Data »
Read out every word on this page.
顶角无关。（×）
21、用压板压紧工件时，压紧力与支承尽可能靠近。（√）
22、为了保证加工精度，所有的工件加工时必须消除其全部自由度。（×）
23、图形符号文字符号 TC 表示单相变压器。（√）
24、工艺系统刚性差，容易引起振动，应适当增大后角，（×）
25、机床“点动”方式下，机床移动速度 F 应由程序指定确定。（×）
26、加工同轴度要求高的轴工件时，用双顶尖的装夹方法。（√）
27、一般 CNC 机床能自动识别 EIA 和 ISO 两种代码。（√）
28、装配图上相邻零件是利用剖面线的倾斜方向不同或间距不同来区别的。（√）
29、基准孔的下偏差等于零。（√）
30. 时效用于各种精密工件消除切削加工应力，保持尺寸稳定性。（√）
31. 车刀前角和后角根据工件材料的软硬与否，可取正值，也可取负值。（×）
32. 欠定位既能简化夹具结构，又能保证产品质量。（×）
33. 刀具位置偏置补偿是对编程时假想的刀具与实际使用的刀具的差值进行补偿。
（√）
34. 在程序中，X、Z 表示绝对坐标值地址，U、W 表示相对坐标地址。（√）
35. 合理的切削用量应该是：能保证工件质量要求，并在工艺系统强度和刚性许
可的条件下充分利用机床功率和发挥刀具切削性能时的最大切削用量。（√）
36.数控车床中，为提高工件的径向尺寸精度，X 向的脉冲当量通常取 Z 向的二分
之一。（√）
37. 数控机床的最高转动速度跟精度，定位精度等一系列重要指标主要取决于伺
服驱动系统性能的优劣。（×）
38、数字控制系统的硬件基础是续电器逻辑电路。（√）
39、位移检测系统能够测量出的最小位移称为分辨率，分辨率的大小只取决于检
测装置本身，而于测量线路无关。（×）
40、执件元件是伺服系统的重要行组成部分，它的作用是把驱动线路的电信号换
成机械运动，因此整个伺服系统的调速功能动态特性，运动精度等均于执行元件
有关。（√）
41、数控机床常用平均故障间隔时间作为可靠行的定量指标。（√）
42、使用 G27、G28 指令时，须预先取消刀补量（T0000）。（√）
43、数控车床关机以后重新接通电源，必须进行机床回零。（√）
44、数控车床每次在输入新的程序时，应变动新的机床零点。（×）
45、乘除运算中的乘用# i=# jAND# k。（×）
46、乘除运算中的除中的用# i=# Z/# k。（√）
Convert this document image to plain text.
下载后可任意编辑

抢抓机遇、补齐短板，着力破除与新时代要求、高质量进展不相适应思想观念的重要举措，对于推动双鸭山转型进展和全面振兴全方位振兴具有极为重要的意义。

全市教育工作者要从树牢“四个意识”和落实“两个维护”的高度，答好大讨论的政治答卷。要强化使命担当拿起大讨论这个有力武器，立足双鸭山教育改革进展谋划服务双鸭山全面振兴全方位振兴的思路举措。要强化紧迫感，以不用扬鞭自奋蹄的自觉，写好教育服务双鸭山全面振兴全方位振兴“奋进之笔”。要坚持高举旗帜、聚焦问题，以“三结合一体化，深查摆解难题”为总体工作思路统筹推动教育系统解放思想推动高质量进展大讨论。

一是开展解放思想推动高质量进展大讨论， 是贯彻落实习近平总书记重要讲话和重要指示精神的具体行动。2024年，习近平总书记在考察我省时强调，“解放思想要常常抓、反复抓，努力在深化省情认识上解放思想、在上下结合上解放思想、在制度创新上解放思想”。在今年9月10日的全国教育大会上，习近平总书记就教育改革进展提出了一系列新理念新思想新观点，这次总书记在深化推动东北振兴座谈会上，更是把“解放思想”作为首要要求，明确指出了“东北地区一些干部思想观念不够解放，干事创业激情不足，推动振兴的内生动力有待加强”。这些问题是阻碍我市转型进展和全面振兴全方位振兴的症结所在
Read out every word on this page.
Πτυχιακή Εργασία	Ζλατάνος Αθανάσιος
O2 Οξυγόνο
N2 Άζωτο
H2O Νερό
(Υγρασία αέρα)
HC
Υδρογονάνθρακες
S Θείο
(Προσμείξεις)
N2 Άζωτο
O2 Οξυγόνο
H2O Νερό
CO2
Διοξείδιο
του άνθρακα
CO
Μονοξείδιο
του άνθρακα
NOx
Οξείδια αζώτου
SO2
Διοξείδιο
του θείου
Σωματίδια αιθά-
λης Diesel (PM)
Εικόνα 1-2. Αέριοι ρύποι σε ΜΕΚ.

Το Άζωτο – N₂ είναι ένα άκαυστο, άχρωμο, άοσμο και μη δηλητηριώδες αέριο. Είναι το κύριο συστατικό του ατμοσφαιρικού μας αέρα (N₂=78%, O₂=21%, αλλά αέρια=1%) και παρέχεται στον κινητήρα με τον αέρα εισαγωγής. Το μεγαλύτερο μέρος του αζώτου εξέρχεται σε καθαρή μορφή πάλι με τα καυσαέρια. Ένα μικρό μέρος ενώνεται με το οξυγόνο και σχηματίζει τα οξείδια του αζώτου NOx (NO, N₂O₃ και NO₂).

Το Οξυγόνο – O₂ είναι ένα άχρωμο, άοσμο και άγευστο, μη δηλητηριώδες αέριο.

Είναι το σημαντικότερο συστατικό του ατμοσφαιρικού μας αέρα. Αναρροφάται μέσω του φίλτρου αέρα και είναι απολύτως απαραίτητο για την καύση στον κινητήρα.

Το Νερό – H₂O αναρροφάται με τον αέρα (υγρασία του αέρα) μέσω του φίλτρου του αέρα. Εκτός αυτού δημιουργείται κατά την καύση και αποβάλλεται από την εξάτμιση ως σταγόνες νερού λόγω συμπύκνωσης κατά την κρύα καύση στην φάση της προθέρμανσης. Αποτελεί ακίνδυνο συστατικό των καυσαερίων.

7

Work instructions » Repeat the material above in full, keeping every word.

Reply »
Read out every word on this page.
顶角无关。（×）
21、用压板压紧工件时，压紧力与支承尽可能靠近。（√）
22、为了保证加工精度，所有的工件加工时必须消除其全部自由度。（×）
23、图形符号文字符号 TC 表示单相变压器。（√）
24、工艺系统刚性差，容易引起振动，应适当增大后角，（×）
25、机床“点动”方式下，机床移动速度 F 应由程序指定确定。（×）
26、加工同轴度要求高的轴工件时，用双顶尖的装夹方法。（√）
27、一般 CNC 机床能自动识别 EIA 和 ISO 两种代码。（√）
28、装配图上相邻零件是利用剖面线的倾斜方向不同或间距不同来区别的。（√）
29、基准孔的下偏差等于零。（√）
30. 时效用于各种精密工件消除切削加工应力，保持尺寸稳定性。（√）
31. 车刀前角和后角根据工件材料的软硬与否，可取正值，也可取负值。（×）
32. 欠定位既能简化夹具结构，又能保证产品质量。（×）
33. 刀具位置偏置补偿是对编程时假想的刀具与实际使用的刀具的差值进行补偿。
（√）
34. 在程序中，X、Z 表示绝对坐标值地址，U、W 表示相对坐标地址。（√）
35. 合理的切削用量应该是：能保证工件质量要求，并在工艺系统强度和刚性许
可的条件下充分利用机床功率和发挥刀具切削性能时的最大切削用量。（√）
36.数控车床中，为提高工件的径向尺寸精度，X 向的脉冲当量通常取 Z 向的二分
之一。（√）
37. 数控机床的最高转动速度跟精度，定位精度等一系列重要指标主要取决于伺
服驱动系统性能的优劣。（×）
38、数字控制系统的硬件基础是续电器逻辑电路。（√）
39、位移检测系统能够测量出的最小位移称为分辨率，分辨率的大小只取决于检
测装置本身，而于测量线路无关。（×）
40、执件元件是伺服系统的重要行组成部分，它的作用是把驱动线路的电信号换
成机械运动，因此整个伺服系统的调速功能动态特性，运动精度等均于执行元件
有关。（√）
41、数控机床常用平均故障间隔时间作为可靠行的定量指标。（√）
42、使用 G27、G28 指令时，须预先取消刀补量（T0000）。（√）
43、数控车床关机以后重新接通电源，必须进行机床回零。（√）
44、数控车床每次在输入新的程序时，应变动新的机床零点。（×）
45、乘除运算中的乘用# i=# jAND# k。（×）
46、乘除运算中的除中的用# i=# Z/# k。（√）
Convert this document image to plain text.
下载后可任意编辑

抢抓机遇、补齐短板，着力破除与新时代要求、高质量进展不相适应思想观念的重要举措，对于推动双鸭山转型进展和全面振兴全方位振兴具有极为重要的意义。

全市教育工作者要从树牢“四个意识”和落实“两个维护”的高度，答好大讨论的政治答卷。要强化使命担当拿起大讨论这个有力武器，立足双鸭山教育改革进展谋划服务双鸭山全面振兴全方位振兴的思路举措。要强化紧迫感，以不用扬鞭自奋蹄的自觉，写好教育服务双鸭山全面振兴全方位振兴“奋进之笔”。要坚持高举旗帜、聚焦问题，以“三结合一体化，深查摆解难题”为总体工作思路统筹推动教育系统解放思想推动高质量进展大讨论。

一是开展解放思想推动高质量进展大讨论， 是贯彻落实习近平总书记重要讲话和重要指示精神的具体行动。2024年，习近平总书记在考察我省时强调，“解放思想要常常抓、反复抓，努力在深化省情认识上解放思想、在上下结合上解放思想、在制度创新上解放思想”。在今年9月10日的全国教育大会上，习近平总书记就教育改革进展提出了一系列新理念新思想新观点，这次总书记在深化推动东北振兴座谈会上，更是把“解放思想”作为首要要求，明确指出了“东北地区一些干部思想观念不够解放，干事创业激情不足，推动振兴的内生动力有待加强”。这些问题是阻碍我市转型进展和全面振兴全方位振兴的症结所在
Read out every word on this page.
Πτυχιακή Εργασία	Ζλατάνος Αθανάσιος
O2 Οξυγόνο
N2 Άζωτο
H2O Νερό
(Υγρασία αέρα)
HC
Υδρογονάνθρακες
S Θείο
(Προσμείξεις)
N2 Άζωτο
O2 Οξυγόνο
H2O Νερό
CO2
Διοξείδιο
του άνθρακα
CO
Μονοξείδιο
του άνθρακα
NOx
Οξείδια αζώτου
SO2
Διοξείδιο
του θείου
Σωματίδια αιθά-
λης Diesel (PM)
Εικόνα 1-2. Αέριοι ρύποι σε ΜΕΚ.

Το Άζωτο – N₂ είναι ένα άκαυστο, άχρωμο, άοσμο και μη δηλητηριώδες αέριο. Είναι το κύριο συστατικό του ατμοσφαιρικού μας αέρα (N₂=78%, O₂=21%, αλλά αέρια=1%) και παρέχεται στον κινητήρα με τον αέρα εισαγωγής. Το μεγαλύτερο μέρος του αζώτου εξέρχεται σε καθαρή μορφή πάλι με τα καυσαέρια. Ένα μικρό μέρος ενώνεται με το οξυγόνο και σχηματίζει τα οξείδια του αζώτου NOx (NO, N₂O₃ και NO₂).

Το Οξυγόνο – O₂ είναι ένα άχρωμο, άοσμο και άγευστο, μη δηλητηριώδες αέριο.

Είναι το σημαντικότερο συστατικό του ατμοσφαιρικού μας αέρα. Αναρροφάται μέσω του φίλτρου αέρα και είναι απολύτως απαραίτητο για την καύση στον κινητήρα.

Το Νερό – H₂O αναρροφάται με τον αέρα (υγρασία του αέρα) μέσω του φίλτρου του αέρα. Εκτός αυτού δημιουργείται κατά την καύση και αποβάλλεται από την εξάτμιση ως σταγόνες νερού λόγω συμπύκνωσης κατά την κρύα καύση στην φάση της προθέρμανσης. Αποτελεί ακίνδυνο συστατικό των καυσαερίων.

7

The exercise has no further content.